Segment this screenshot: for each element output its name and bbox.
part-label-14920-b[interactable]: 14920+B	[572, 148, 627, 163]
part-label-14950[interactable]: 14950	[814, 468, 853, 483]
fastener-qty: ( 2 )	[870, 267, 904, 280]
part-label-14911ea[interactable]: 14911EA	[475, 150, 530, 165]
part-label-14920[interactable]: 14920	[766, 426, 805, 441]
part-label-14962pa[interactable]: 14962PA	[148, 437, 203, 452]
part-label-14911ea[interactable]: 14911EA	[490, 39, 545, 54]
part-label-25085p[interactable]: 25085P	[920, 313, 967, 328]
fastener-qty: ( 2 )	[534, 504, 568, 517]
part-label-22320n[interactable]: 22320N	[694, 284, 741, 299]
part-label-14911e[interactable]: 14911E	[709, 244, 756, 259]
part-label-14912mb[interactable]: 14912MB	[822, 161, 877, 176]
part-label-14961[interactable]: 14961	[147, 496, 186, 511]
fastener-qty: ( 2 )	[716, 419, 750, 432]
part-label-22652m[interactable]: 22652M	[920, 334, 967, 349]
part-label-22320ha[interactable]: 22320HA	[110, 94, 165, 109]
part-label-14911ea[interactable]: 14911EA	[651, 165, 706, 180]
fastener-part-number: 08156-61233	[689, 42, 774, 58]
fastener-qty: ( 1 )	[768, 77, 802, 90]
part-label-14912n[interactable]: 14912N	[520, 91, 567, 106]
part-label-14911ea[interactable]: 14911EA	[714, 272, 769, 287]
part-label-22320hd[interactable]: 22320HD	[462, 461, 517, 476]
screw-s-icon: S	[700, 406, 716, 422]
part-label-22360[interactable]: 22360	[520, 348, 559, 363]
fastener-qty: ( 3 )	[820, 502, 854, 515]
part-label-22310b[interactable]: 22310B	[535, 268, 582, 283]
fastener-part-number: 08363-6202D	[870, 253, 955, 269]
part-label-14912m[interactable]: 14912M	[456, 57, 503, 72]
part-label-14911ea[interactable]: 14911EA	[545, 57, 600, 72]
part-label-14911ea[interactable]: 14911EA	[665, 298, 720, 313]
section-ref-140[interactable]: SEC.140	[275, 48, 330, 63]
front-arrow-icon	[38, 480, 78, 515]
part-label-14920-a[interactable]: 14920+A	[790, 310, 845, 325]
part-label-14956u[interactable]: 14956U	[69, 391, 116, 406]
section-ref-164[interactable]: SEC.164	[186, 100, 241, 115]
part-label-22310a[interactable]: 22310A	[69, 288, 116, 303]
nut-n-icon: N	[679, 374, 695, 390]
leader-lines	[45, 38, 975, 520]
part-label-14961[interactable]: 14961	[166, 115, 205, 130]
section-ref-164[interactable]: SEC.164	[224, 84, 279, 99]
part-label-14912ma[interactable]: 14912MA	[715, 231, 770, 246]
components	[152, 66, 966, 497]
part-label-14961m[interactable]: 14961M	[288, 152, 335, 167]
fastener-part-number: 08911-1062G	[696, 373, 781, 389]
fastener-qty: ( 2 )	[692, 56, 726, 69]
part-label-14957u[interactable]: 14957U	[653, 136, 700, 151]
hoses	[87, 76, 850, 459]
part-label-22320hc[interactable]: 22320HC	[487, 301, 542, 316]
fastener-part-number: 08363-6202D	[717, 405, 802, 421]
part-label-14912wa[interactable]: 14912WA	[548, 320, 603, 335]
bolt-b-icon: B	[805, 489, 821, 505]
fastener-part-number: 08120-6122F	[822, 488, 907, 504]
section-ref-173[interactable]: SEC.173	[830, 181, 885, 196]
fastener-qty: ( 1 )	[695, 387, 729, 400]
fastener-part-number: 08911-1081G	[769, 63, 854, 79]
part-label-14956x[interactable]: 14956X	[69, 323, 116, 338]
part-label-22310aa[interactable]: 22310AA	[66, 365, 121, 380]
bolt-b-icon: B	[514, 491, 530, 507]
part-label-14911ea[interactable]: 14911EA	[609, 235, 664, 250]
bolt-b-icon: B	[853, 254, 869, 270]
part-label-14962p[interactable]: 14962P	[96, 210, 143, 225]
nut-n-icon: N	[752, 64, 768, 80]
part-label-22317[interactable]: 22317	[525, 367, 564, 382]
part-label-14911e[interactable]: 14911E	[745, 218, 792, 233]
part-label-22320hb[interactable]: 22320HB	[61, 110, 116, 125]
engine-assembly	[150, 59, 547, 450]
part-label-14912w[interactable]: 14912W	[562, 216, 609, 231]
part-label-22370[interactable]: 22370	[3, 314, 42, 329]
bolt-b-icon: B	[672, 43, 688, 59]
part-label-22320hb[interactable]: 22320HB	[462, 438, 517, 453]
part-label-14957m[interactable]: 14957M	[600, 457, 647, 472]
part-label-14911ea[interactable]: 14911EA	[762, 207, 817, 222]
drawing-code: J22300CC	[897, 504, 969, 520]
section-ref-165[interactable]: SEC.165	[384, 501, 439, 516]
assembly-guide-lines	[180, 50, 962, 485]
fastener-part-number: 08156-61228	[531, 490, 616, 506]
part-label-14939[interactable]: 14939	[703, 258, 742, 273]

Do this – Rewrite every row above, replacing each occurrence of "fastener-qty" with "fastener-count" and leaving everything else unchanged.

Full output –
Segment this screenshot: for each element output its name and bbox.
part-label-14920-b[interactable]: 14920+B	[572, 148, 627, 163]
part-label-14950[interactable]: 14950	[814, 468, 853, 483]
fastener-count: ( 2 )	[870, 267, 904, 280]
part-label-14911ea[interactable]: 14911EA	[475, 150, 530, 165]
part-label-14920[interactable]: 14920	[766, 426, 805, 441]
part-label-14962pa[interactable]: 14962PA	[148, 437, 203, 452]
part-label-14911ea[interactable]: 14911EA	[490, 39, 545, 54]
part-label-25085p[interactable]: 25085P	[920, 313, 967, 328]
fastener-count: ( 2 )	[534, 504, 568, 517]
part-label-22320n[interactable]: 22320N	[694, 284, 741, 299]
part-label-14911e[interactable]: 14911E	[709, 244, 756, 259]
part-label-14912mb[interactable]: 14912MB	[822, 161, 877, 176]
part-label-14961[interactable]: 14961	[147, 496, 186, 511]
fastener-count: ( 2 )	[716, 419, 750, 432]
part-label-22652m[interactable]: 22652M	[920, 334, 967, 349]
part-label-22320ha[interactable]: 22320HA	[110, 94, 165, 109]
part-label-14911ea[interactable]: 14911EA	[651, 165, 706, 180]
fastener-part-number: 08156-61233	[689, 42, 774, 58]
fastener-count: ( 1 )	[768, 77, 802, 90]
part-label-14912n[interactable]: 14912N	[520, 91, 567, 106]
part-label-14911ea[interactable]: 14911EA	[714, 272, 769, 287]
part-label-22320hd[interactable]: 22320HD	[462, 461, 517, 476]
screw-s-icon: S	[700, 406, 716, 422]
part-label-22360[interactable]: 22360	[520, 348, 559, 363]
fastener-count: ( 3 )	[820, 502, 854, 515]
part-label-22310b[interactable]: 22310B	[535, 268, 582, 283]
fastener-part-number: 08363-6202D	[870, 253, 955, 269]
part-label-14912m[interactable]: 14912M	[456, 57, 503, 72]
part-label-14911ea[interactable]: 14911EA	[545, 57, 600, 72]
part-label-14911ea[interactable]: 14911EA	[665, 298, 720, 313]
section-ref-140[interactable]: SEC.140	[275, 48, 330, 63]
front-arrow-icon	[38, 480, 78, 515]
part-label-14920-a[interactable]: 14920+A	[790, 310, 845, 325]
part-label-14956u[interactable]: 14956U	[69, 391, 116, 406]
section-ref-164[interactable]: SEC.164	[186, 100, 241, 115]
part-label-22310a[interactable]: 22310A	[69, 288, 116, 303]
nut-n-icon: N	[679, 374, 695, 390]
leader-lines	[45, 38, 975, 520]
part-label-14961[interactable]: 14961	[166, 115, 205, 130]
section-ref-164[interactable]: SEC.164	[224, 84, 279, 99]
part-label-14912ma[interactable]: 14912MA	[715, 231, 770, 246]
components	[152, 66, 966, 497]
part-label-14961m[interactable]: 14961M	[288, 152, 335, 167]
fastener-part-number: 08911-1062G	[696, 373, 781, 389]
fastener-count: ( 2 )	[692, 56, 726, 69]
part-label-14957u[interactable]: 14957U	[653, 136, 700, 151]
hoses	[87, 76, 850, 459]
part-label-22320hc[interactable]: 22320HC	[487, 301, 542, 316]
fastener-part-number: 08363-6202D	[717, 405, 802, 421]
part-label-14912wa[interactable]: 14912WA	[548, 320, 603, 335]
bolt-b-icon: B	[805, 489, 821, 505]
fastener-part-number: 08120-6122F	[822, 488, 907, 504]
section-ref-173[interactable]: SEC.173	[830, 181, 885, 196]
fastener-count: ( 1 )	[695, 387, 729, 400]
fastener-part-number: 08911-1081G	[769, 63, 854, 79]
part-label-14956x[interactable]: 14956X	[69, 323, 116, 338]
part-label-22310aa[interactable]: 22310AA	[66, 365, 121, 380]
bolt-b-icon: B	[514, 491, 530, 507]
part-label-14911ea[interactable]: 14911EA	[609, 235, 664, 250]
bolt-b-icon: B	[853, 254, 869, 270]
part-label-14962p[interactable]: 14962P	[96, 210, 143, 225]
nut-n-icon: N	[752, 64, 768, 80]
part-label-22317[interactable]: 22317	[525, 367, 564, 382]
part-label-14911e[interactable]: 14911E	[745, 218, 792, 233]
part-label-22320hb[interactable]: 22320HB	[61, 110, 116, 125]
engine-assembly	[150, 59, 547, 450]
part-label-14912w[interactable]: 14912W	[562, 216, 609, 231]
part-label-22370[interactable]: 22370	[3, 314, 42, 329]
bolt-b-icon: B	[672, 43, 688, 59]
part-label-22320hb[interactable]: 22320HB	[462, 438, 517, 453]
part-label-14957m[interactable]: 14957M	[600, 457, 647, 472]
part-label-14911ea[interactable]: 14911EA	[762, 207, 817, 222]
drawing-code: J22300CC	[897, 504, 969, 520]
section-ref-165[interactable]: SEC.165	[384, 501, 439, 516]
assembly-guide-lines	[180, 50, 962, 485]
fastener-part-number: 08156-61228	[531, 490, 616, 506]
part-label-14939[interactable]: 14939	[703, 258, 742, 273]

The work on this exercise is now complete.